### Provided entries
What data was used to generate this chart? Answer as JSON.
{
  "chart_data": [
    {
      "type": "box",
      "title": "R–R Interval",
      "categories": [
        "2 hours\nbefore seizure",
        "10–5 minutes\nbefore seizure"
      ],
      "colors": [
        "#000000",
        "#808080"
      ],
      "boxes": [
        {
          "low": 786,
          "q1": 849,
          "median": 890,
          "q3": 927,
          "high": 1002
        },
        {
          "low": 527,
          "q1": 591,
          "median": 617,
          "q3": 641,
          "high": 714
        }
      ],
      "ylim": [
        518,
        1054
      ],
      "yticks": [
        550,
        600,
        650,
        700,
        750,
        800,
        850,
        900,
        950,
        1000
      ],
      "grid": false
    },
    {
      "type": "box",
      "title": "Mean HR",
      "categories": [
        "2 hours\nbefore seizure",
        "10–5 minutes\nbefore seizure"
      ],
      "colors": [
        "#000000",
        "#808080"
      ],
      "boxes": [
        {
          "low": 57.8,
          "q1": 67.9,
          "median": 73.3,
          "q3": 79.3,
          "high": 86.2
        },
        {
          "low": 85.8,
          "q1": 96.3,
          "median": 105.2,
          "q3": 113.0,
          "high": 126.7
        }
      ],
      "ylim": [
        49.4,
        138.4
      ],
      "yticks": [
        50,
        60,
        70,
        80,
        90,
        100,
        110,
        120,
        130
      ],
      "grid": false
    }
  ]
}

### Goal of the exercise
Gather every line containing the word "median" and copy it.

### Expected answer
          "median": 890,
          "median": 617,
          "median": 73.3,
          "median": 105.2,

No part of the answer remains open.